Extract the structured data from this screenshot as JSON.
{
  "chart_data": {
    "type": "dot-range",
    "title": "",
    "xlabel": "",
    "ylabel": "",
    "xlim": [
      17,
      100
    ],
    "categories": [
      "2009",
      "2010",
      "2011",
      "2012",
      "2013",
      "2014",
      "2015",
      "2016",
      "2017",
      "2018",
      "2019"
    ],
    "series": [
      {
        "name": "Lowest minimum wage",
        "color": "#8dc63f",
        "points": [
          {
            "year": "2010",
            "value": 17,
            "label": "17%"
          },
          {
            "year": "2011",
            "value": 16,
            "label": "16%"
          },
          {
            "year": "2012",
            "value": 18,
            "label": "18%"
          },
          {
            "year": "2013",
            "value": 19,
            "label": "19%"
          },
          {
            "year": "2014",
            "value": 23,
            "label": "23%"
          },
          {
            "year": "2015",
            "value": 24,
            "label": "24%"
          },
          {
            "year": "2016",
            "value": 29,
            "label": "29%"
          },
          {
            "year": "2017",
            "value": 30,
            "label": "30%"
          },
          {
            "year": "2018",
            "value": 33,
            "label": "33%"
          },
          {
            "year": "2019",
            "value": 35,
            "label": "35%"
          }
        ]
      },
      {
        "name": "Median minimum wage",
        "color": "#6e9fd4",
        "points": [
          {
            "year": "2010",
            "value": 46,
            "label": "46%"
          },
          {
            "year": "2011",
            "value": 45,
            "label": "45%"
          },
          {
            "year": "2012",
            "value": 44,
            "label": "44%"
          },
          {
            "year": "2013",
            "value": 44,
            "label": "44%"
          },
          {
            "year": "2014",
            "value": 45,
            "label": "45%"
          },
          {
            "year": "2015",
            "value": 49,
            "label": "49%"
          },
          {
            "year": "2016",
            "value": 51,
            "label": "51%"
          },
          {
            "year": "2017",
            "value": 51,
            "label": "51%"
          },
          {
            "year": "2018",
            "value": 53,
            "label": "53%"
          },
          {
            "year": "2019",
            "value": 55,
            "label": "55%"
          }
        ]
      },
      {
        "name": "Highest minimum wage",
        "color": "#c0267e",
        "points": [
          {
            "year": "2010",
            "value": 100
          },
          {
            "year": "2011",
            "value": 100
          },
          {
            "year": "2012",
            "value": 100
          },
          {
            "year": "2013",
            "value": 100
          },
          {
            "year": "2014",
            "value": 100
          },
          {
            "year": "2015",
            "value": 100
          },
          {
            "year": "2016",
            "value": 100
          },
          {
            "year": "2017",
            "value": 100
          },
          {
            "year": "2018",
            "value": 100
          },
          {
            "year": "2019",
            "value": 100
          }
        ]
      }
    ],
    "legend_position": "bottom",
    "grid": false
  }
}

TASK DETAILS: Output each entry precisely as given.

FINISHED TASK:
Extract the structured data from this screenshot as JSON.
{
  "chart_data": {
    "type": "dot-range",
    "title": "",
    "xlabel": "",
    "ylabel": "",
    "xlim": [
      17,
      100
    ],
    "categories": [
      "2009",
      "2010",
      "2011",
      "2012",
      "2013",
      "2014",
      "2015",
      "2016",
      "2017",
      "2018",
      "2019"
    ],
    "series": [
      {
        "name": "Lowest minimum wage",
        "color": "#8dc63f",
        "points": [
          {
            "year": "2010",
            "value": 17,
            "label": "17%"
          },
          {
            "year": "2011",
            "value": 16,
            "label": "16%"
          },
          {
            "year": "2012",
            "value": 18,
            "label": "18%"
          },
          {
            "year": "2013",
            "value": 19,
            "label": "19%"
          },
          {
            "year": "2014",
            "value": 23,
            "label": "23%"
          },
          {
            "year": "2015",
            "value": 24,
            "label": "24%"
          },
          {
            "year": "2016",
            "value": 29,
            "label": "29%"
          },
          {
            "year": "2017",
            "value": 30,
            "label": "30%"
          },
          {
            "year": "2018",
            "value": 33,
            "label": "33%"
          },
          {
            "year": "2019",
            "value": 35,
            "label": "35%"
          }
        ]
      },
      {
        "name": "Median minimum wage",
        "color": "#6e9fd4",
        "points": [
          {
            "year": "2010",
            "value": 46,
            "label": "46%"
          },
          {
            "year": "2011",
            "value": 45,
            "label": "45%"
          },
          {
            "year": "2012",
            "value": 44,
            "label": "44%"
          },
          {
            "year": "2013",
            "value": 44,
            "label": "44%"
          },
          {
            "year": "2014",
            "value": 45,
            "label": "45%"
          },
          {
            "year": "2015",
            "value": 49,
            "label": "49%"
          },
          {
            "year": "2016",
            "value": 51,
            "label": "51%"
          },
          {
            "year": "2017",
            "value": 51,
            "label": "51%"
          },
          {
            "year": "2018",
            "value": 53,
            "label": "53%"
          },
          {
            "year": "2019",
            "value": 55,
            "label": "55%"
          }
        ]
      },
      {
        "name": "Highest minimum wage",
        "color": "#c0267e",
        "points": [
          {
            "year": "2010",
            "value": 100
          },
          {
            "year": "2011",
            "value": 100
          },
          {
            "year": "2012",
            "value": 100
          },
          {
            "year": "2013",
            "value": 100
          },
          {
            "year": "2014",
            "value": 100
          },
          {
            "year": "2015",
            "value": 100
          },
          {
            "year": "2016",
            "value": 100
          },
          {
            "year": "2017",
            "value": 100
          },
          {
            "year": "2018",
            "value": 100
          },
          {
            "year": "2019",
            "value": 100
          }
        ]
      }
    ],
    "legend_position": "bottom",
    "grid": false
  }
}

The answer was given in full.